[Figure record listings]

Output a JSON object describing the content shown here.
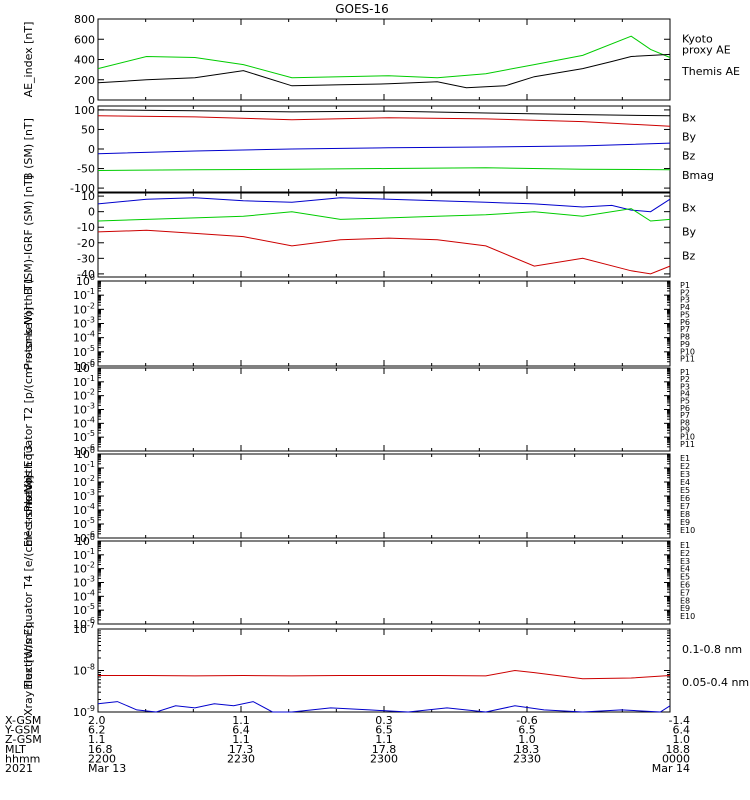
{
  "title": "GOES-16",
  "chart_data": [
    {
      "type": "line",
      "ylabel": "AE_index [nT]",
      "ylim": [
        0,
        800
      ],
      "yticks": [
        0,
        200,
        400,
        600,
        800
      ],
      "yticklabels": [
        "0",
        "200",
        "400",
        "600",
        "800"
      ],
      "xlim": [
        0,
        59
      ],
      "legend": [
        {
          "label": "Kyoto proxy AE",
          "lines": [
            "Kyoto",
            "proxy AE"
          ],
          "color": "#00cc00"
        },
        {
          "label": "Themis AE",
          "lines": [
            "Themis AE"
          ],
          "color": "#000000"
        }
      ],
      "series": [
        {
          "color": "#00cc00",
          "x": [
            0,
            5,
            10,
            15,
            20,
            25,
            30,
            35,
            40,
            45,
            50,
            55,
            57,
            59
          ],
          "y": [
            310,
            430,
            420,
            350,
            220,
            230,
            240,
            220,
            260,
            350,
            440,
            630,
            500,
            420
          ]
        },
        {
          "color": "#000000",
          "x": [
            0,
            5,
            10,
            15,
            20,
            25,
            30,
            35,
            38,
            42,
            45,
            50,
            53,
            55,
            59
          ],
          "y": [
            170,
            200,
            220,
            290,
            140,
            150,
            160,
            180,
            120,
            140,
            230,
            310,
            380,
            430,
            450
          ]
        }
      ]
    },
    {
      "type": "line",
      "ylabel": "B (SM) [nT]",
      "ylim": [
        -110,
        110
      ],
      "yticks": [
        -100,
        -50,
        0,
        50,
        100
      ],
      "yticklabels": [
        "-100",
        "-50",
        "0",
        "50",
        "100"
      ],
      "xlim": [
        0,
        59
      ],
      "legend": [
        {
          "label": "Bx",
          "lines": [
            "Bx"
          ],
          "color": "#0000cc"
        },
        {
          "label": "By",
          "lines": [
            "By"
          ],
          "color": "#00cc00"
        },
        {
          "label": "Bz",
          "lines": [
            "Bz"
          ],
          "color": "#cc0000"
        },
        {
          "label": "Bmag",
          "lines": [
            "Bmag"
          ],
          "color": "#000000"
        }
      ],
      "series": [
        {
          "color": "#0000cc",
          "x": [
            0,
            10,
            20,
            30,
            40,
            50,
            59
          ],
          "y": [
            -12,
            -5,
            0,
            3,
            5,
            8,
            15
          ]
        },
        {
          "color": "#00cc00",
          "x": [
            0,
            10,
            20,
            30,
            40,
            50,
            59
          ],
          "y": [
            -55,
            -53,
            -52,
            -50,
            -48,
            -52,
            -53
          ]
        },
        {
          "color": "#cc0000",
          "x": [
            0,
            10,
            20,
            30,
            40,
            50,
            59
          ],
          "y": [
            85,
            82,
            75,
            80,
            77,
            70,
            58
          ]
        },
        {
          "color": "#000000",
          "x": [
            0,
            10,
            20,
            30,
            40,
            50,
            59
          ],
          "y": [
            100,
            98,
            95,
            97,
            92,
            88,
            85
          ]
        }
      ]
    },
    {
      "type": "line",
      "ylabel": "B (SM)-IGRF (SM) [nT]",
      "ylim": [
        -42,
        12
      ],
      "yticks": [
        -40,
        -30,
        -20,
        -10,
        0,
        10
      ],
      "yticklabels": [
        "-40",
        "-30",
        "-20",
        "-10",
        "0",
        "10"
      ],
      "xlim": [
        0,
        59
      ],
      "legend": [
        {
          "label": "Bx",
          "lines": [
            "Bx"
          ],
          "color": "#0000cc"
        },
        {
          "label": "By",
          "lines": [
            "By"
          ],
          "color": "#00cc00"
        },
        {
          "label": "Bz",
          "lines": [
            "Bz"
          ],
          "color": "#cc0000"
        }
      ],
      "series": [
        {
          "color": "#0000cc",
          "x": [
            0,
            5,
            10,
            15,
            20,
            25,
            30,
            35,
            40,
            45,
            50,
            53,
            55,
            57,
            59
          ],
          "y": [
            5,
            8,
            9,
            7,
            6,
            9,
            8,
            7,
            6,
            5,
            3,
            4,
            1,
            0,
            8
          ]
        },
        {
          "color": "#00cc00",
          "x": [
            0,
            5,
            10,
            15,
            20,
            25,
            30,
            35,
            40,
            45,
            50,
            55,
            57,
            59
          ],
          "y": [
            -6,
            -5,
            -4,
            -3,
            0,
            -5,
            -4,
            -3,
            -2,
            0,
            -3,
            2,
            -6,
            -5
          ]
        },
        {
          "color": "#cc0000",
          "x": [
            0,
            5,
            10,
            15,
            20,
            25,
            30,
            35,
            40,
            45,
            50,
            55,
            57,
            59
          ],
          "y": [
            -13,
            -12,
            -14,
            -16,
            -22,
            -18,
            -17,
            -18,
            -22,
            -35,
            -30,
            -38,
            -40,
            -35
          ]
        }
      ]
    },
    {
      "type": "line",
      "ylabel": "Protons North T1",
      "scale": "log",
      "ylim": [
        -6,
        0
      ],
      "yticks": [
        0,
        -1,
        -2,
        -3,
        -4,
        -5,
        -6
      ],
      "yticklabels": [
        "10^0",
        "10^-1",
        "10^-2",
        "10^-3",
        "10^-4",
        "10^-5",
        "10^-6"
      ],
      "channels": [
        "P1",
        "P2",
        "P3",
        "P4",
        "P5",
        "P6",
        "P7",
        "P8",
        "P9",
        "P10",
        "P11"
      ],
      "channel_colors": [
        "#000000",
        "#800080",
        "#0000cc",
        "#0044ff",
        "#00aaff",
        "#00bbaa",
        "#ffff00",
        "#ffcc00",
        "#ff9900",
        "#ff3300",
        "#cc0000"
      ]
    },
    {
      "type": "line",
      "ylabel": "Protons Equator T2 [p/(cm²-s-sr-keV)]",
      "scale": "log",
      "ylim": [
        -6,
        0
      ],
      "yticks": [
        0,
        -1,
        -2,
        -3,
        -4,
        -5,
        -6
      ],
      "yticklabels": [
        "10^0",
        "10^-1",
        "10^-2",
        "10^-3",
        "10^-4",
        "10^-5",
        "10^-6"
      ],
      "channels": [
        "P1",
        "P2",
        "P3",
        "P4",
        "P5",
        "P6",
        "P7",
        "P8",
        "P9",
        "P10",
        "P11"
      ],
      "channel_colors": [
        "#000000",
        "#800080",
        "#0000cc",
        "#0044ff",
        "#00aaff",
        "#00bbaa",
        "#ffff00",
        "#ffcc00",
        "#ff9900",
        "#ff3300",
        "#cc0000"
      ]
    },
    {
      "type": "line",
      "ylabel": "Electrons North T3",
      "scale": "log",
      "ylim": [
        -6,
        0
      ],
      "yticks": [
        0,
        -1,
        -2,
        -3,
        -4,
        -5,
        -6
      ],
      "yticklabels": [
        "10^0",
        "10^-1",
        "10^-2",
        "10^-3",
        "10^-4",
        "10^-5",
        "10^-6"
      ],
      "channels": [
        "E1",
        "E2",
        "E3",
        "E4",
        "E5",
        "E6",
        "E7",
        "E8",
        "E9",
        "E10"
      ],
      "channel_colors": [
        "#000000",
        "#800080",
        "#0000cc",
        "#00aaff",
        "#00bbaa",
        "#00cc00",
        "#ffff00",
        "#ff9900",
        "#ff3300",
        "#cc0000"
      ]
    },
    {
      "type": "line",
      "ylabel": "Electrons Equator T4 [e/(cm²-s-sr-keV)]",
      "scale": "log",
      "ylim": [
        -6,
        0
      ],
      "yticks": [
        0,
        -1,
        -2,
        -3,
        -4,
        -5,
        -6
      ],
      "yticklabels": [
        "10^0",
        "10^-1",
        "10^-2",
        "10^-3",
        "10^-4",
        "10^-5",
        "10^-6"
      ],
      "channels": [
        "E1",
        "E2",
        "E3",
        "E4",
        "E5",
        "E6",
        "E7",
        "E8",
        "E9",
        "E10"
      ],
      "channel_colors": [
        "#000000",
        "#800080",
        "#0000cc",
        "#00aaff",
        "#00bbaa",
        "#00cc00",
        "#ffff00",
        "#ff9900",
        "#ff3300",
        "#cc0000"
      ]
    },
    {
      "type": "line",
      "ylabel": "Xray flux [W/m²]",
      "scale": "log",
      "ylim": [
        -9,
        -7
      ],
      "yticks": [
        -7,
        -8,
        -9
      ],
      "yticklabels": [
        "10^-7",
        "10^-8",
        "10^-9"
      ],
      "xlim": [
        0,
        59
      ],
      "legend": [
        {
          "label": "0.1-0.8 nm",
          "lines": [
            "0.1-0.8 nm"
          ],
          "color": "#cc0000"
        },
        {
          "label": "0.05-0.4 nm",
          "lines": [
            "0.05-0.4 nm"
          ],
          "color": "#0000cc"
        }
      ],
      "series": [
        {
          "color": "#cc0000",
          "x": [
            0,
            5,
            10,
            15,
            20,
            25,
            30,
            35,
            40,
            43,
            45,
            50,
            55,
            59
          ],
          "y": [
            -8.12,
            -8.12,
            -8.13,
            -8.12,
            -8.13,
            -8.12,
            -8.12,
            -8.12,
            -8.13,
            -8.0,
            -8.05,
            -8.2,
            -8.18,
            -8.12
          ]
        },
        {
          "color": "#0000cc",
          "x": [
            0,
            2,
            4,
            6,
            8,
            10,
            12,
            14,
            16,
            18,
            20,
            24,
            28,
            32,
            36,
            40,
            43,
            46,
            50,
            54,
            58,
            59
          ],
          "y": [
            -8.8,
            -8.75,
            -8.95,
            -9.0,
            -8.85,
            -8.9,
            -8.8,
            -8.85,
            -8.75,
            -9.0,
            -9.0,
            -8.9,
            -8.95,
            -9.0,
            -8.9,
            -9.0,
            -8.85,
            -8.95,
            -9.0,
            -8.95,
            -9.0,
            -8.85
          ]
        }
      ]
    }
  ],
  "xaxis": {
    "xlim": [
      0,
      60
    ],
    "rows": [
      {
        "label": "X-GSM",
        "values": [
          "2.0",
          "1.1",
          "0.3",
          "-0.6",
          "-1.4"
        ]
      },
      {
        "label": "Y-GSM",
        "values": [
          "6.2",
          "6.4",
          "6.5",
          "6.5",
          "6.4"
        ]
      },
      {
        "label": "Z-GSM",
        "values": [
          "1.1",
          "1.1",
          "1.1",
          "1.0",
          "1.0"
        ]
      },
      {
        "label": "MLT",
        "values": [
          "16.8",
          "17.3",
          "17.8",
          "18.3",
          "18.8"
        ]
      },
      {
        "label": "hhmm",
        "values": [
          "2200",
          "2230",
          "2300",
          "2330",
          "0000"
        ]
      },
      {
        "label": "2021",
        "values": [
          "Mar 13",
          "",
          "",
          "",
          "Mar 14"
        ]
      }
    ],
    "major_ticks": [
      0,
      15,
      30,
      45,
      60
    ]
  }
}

...

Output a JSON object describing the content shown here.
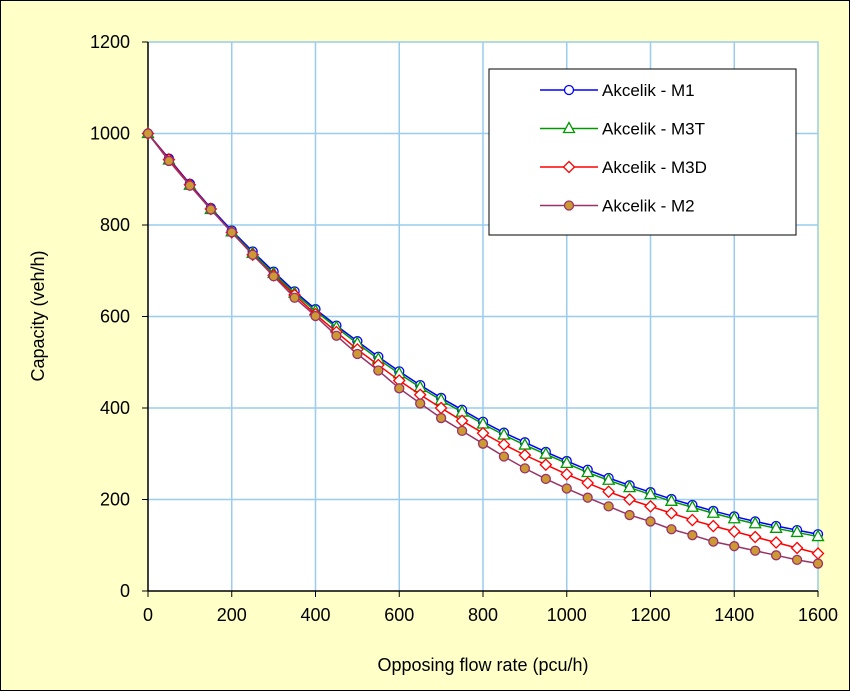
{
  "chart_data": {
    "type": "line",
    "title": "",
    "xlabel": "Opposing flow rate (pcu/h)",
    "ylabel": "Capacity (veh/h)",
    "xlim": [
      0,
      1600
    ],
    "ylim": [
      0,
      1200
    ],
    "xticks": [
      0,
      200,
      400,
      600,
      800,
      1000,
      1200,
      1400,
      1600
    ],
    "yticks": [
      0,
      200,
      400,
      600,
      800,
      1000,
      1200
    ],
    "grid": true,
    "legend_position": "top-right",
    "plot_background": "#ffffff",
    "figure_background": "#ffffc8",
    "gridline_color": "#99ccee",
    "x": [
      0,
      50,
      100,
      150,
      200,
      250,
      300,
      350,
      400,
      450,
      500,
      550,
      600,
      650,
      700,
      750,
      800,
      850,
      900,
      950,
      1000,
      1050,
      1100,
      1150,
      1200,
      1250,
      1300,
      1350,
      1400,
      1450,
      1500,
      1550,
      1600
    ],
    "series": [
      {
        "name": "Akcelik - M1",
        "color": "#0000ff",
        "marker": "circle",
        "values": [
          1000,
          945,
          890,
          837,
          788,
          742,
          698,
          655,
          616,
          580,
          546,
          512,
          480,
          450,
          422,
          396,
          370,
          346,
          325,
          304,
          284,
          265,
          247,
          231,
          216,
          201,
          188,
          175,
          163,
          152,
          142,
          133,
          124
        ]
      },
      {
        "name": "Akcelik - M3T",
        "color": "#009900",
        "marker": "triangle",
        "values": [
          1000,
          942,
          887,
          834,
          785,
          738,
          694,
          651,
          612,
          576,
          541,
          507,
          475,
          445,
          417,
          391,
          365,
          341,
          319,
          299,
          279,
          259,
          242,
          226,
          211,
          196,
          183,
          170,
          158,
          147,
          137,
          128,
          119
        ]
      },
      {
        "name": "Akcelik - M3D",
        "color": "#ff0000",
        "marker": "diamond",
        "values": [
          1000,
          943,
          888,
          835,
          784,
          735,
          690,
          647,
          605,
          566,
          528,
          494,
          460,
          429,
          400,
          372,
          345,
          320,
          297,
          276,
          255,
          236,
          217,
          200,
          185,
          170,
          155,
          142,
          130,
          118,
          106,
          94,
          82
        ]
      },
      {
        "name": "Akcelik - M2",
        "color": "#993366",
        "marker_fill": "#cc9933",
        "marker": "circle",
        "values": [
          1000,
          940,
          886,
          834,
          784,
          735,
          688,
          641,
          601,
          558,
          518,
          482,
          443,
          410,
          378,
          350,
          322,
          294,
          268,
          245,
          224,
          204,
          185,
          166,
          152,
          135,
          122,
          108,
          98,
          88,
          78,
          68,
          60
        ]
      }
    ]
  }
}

Request
Your task is to gather all lines from the entries above that hold the word "North".

Answer in full
      "ylabel": "Protons North T1",
      "ylabel": "Electrons North T3",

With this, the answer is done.